— start of Task inputs —

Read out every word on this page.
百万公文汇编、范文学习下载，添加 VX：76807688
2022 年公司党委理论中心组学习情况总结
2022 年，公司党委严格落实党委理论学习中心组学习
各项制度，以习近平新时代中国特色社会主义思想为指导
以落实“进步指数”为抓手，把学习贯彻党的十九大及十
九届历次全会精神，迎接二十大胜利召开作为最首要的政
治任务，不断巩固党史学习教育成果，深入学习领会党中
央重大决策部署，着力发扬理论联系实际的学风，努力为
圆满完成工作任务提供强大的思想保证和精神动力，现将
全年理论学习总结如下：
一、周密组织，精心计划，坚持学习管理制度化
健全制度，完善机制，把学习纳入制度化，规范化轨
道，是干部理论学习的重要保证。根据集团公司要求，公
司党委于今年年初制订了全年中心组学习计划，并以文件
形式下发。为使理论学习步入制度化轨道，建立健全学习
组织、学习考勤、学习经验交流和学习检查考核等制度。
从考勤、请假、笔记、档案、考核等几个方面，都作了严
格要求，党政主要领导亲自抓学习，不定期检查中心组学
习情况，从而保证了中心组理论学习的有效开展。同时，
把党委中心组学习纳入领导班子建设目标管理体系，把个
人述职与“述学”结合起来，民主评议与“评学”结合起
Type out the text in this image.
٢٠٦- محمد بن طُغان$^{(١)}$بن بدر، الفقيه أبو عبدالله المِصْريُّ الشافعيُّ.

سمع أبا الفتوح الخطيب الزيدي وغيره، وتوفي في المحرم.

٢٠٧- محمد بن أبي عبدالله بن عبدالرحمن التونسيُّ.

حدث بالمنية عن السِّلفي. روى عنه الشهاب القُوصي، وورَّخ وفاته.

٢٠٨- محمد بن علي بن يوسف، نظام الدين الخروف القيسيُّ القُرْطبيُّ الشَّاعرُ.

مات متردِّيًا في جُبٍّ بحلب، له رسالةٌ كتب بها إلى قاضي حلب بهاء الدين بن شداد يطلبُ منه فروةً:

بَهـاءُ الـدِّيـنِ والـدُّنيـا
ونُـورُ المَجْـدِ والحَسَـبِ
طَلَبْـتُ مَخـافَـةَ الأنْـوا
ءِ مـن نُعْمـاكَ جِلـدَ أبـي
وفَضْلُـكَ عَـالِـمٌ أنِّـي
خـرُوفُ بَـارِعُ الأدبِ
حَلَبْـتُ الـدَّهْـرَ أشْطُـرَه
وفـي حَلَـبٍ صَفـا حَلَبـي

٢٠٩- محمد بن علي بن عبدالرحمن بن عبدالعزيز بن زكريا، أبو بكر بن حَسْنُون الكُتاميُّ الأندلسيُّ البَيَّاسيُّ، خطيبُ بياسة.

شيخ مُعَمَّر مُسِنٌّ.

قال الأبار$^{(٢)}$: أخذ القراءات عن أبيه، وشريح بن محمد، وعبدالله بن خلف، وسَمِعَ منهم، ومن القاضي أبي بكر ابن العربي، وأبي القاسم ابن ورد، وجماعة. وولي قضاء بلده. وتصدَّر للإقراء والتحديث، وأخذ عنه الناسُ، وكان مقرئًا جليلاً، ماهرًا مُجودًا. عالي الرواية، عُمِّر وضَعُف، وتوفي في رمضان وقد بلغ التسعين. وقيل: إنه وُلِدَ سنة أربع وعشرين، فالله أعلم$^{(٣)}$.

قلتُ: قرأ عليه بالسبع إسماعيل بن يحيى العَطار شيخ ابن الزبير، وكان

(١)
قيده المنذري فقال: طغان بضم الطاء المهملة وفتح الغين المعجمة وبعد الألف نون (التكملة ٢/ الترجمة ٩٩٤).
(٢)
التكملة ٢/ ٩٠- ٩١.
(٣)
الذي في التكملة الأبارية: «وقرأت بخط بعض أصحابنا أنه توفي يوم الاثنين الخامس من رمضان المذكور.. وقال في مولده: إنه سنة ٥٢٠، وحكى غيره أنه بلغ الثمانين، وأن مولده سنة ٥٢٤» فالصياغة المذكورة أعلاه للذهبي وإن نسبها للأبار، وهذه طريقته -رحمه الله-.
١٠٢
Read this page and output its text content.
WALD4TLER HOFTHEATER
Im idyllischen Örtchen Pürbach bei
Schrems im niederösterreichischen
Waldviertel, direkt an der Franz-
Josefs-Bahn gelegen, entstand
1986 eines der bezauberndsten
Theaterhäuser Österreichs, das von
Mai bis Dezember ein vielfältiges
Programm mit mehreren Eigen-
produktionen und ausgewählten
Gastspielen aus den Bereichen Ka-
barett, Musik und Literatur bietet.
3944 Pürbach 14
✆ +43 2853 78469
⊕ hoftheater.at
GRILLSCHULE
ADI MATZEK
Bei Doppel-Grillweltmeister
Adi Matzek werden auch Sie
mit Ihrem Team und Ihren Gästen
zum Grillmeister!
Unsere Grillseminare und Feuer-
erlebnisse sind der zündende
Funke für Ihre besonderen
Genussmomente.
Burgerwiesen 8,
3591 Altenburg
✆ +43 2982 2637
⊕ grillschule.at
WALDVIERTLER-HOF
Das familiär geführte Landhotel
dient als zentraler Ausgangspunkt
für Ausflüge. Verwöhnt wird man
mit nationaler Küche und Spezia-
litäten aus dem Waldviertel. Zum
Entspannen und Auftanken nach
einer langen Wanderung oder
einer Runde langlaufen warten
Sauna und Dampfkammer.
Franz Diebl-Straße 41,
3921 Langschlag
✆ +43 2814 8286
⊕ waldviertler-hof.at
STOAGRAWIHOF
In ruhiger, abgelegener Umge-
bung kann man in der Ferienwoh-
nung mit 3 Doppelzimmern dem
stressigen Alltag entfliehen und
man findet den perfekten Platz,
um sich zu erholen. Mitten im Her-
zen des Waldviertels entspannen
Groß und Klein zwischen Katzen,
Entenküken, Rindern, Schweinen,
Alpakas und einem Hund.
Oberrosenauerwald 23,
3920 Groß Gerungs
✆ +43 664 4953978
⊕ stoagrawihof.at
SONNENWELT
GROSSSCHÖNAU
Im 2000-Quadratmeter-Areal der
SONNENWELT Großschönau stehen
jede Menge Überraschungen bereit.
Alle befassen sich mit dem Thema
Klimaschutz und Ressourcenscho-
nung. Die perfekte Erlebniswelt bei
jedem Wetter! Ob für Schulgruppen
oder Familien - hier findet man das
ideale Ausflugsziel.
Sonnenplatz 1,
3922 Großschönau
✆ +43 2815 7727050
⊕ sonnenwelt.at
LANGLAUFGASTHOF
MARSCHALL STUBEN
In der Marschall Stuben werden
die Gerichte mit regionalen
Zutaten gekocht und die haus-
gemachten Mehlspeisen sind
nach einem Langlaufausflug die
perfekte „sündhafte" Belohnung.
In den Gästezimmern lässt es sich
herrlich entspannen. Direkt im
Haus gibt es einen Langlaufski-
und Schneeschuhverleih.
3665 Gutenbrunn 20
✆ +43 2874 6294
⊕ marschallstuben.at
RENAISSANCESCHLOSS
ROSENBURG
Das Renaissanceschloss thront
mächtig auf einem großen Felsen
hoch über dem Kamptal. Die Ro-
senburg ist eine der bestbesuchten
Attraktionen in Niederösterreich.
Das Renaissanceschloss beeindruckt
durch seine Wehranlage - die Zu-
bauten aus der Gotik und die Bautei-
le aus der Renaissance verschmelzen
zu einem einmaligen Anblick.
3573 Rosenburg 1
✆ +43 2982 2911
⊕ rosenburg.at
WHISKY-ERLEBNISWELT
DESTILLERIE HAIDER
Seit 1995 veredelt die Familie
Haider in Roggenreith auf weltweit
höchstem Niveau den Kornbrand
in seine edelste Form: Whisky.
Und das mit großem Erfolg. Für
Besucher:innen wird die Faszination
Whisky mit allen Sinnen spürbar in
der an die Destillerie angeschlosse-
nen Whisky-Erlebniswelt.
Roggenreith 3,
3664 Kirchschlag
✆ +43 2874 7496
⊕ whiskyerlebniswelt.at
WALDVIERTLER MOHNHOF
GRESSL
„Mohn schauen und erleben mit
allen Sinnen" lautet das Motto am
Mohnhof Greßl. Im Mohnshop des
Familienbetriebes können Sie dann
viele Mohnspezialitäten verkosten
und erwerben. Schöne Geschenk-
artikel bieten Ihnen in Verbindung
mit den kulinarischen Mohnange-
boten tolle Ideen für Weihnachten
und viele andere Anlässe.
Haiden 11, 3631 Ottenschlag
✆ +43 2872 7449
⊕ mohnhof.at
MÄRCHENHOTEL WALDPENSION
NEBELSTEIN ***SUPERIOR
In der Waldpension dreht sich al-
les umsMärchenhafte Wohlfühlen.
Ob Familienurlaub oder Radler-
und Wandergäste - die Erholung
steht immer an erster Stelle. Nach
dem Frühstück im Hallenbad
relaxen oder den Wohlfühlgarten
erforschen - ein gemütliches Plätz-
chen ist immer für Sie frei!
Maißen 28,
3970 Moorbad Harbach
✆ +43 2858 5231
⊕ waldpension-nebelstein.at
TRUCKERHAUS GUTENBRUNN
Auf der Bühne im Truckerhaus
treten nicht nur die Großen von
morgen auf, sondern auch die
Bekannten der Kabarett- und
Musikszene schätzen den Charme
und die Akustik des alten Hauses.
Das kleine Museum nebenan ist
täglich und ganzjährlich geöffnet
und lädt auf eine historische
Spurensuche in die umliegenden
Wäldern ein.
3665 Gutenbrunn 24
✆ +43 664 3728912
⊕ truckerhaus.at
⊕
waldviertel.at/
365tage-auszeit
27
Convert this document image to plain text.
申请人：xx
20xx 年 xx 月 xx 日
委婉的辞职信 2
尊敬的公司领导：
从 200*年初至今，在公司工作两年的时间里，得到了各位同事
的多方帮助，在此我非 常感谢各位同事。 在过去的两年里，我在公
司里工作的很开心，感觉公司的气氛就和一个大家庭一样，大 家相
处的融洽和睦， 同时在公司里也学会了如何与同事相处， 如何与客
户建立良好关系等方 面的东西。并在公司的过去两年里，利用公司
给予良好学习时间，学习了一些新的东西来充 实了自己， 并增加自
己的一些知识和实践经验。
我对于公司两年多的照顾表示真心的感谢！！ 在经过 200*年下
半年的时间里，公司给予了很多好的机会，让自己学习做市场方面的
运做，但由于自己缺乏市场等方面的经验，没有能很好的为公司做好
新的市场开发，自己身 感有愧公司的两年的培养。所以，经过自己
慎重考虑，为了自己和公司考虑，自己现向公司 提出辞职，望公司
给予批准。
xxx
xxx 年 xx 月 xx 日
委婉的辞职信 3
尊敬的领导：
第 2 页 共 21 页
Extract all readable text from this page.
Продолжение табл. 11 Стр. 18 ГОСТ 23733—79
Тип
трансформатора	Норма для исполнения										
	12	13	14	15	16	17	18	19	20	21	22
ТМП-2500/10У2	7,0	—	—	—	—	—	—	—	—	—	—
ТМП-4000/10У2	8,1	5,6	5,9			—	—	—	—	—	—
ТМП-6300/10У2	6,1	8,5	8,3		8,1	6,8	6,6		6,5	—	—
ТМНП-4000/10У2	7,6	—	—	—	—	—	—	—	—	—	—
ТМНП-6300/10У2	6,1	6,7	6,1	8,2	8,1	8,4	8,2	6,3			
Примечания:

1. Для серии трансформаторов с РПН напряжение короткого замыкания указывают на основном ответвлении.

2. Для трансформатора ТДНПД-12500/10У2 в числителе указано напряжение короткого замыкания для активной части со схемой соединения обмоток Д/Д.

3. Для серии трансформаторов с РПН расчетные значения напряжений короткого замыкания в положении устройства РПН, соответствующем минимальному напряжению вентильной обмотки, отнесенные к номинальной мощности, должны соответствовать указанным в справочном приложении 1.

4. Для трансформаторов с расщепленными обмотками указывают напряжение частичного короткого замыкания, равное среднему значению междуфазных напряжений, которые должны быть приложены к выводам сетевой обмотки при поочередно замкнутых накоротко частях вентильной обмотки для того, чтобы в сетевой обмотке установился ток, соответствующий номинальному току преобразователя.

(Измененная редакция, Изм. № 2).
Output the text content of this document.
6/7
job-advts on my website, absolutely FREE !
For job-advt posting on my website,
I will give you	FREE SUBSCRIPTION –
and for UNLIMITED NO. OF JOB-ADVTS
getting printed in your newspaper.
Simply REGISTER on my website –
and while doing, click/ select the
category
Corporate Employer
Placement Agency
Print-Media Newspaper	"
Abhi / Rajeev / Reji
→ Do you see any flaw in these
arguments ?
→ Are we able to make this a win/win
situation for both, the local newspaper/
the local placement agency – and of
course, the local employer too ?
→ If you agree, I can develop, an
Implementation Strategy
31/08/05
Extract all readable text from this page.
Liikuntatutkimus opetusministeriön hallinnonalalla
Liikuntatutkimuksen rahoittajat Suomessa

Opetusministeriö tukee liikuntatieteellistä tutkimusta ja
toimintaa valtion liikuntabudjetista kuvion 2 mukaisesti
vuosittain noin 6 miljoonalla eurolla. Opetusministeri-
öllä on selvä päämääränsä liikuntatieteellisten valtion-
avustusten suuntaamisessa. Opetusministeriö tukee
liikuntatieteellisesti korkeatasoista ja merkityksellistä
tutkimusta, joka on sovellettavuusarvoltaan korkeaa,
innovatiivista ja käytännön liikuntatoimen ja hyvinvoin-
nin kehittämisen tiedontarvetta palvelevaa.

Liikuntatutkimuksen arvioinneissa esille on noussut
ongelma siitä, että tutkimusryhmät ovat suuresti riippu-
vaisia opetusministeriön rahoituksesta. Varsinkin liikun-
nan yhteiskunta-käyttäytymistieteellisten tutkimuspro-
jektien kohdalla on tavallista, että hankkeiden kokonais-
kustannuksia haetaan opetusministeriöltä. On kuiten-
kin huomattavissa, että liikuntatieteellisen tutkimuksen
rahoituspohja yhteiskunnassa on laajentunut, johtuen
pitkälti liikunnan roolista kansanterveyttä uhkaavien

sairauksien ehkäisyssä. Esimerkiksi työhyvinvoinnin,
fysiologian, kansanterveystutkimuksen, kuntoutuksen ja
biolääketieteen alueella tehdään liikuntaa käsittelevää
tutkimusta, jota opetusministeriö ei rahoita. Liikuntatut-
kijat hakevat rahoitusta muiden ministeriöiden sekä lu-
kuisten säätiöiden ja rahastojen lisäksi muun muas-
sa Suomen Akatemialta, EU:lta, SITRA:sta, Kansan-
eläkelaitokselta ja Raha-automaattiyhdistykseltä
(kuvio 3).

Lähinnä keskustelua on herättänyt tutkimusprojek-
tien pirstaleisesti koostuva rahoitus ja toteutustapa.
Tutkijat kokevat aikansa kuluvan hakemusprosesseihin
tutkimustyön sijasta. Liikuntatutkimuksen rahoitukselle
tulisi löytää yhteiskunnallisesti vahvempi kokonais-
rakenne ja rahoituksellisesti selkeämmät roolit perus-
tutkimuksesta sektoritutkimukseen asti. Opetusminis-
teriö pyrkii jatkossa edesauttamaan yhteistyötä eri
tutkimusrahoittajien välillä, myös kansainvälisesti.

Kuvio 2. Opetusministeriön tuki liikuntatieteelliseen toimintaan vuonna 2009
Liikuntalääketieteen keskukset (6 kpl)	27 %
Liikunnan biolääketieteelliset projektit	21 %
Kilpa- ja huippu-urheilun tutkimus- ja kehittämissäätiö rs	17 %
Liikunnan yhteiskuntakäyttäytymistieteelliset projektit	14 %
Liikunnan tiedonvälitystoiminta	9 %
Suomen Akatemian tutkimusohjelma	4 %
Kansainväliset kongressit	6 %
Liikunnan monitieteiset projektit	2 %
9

— end of Task inputs —

• Task directions
Read the entries above, then pull out the lines that include "viele".

• Final result
viele Mohnspezialitäten verkosten
und viele andere Anlässe.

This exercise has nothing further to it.